— PROBLEM TO SOLVE —
Copy all of the material exactly. Pictures are not to appear in the copy.

Data entries:
________________________________________

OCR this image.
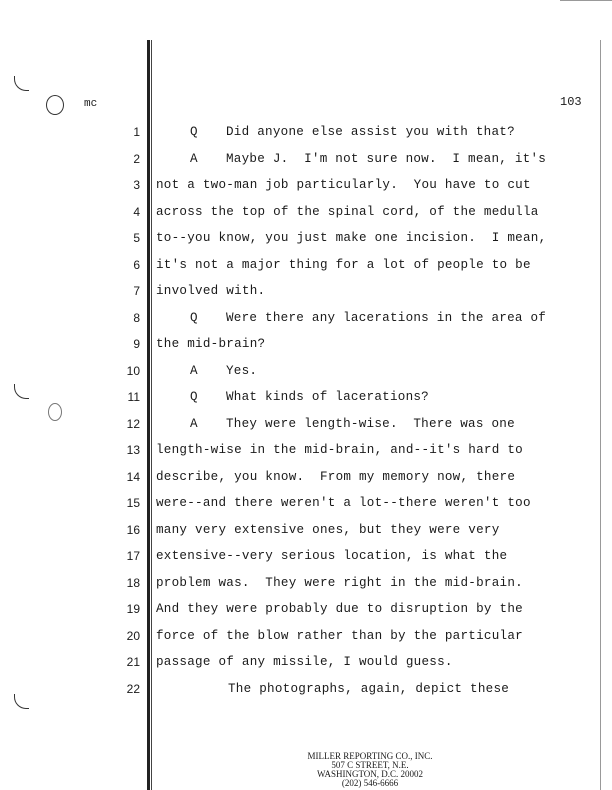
mc	103
1
2
3
4
5
6
7
8
9
10
11
12
13
14
15
16
17
18
19
20
21
22
Q Did anyone else assist you with that?
A Maybe J.  I'm not sure now.  I mean, it's
not a two-man job particularly.  You have to cut
across the top of the spinal cord, of the medulla
to--you know, you just make one incision.  I mean,
it's not a major thing for a lot of people to be
involved with.
Q Were there any lacerations in the area of
the mid-brain?
A Yes.
Q What kinds of lacerations?
A They were length-wise.  There was one
length-wise in the mid-brain, and--it's hard to
describe, you know.  From my memory now, there
were--and there weren't a lot--there weren't too
many very extensive ones, but they were very
extensive--very serious location, is what the
problem was.  They were right in the mid-brain.
And they were probably due to disruption by the
force of the blow rather than by the particular
passage of any missile, I would guess.
The photographs, again, depict these
MILLER REPORTING CO., INC.
507 C STREET, N.E.
WASHINGTON, D.C. 20002
(202) 546-6666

________________________________________

— RESULT OF THE EXERCISE —
OCR this image.
mc	103
1
2
3
4
5
6
7
8
9
10
11
12
13
14
15
16
17
18
19
20
21
22
Q Did anyone else assist you with that?
A Maybe J.  I'm not sure now.  I mean, it's
not a two-man job particularly.  You have to cut
across the top of the spinal cord, of the medulla
to--you know, you just make one incision.  I mean,
it's not a major thing for a lot of people to be
involved with.
Q Were there any lacerations in the area of
the mid-brain?
A Yes.
Q What kinds of lacerations?
A They were length-wise.  There was one
length-wise in the mid-brain, and--it's hard to
describe, you know.  From my memory now, there
were--and there weren't a lot--there weren't too
many very extensive ones, but they were very
extensive--very serious location, is what the
problem was.  They were right in the mid-brain.
And they were probably due to disruption by the
force of the blow rather than by the particular
passage of any missile, I would guess.
The photographs, again, depict these
MILLER REPORTING CO., INC.
507 C STREET, N.E.
WASHINGTON, D.C. 20002
(202) 546-6666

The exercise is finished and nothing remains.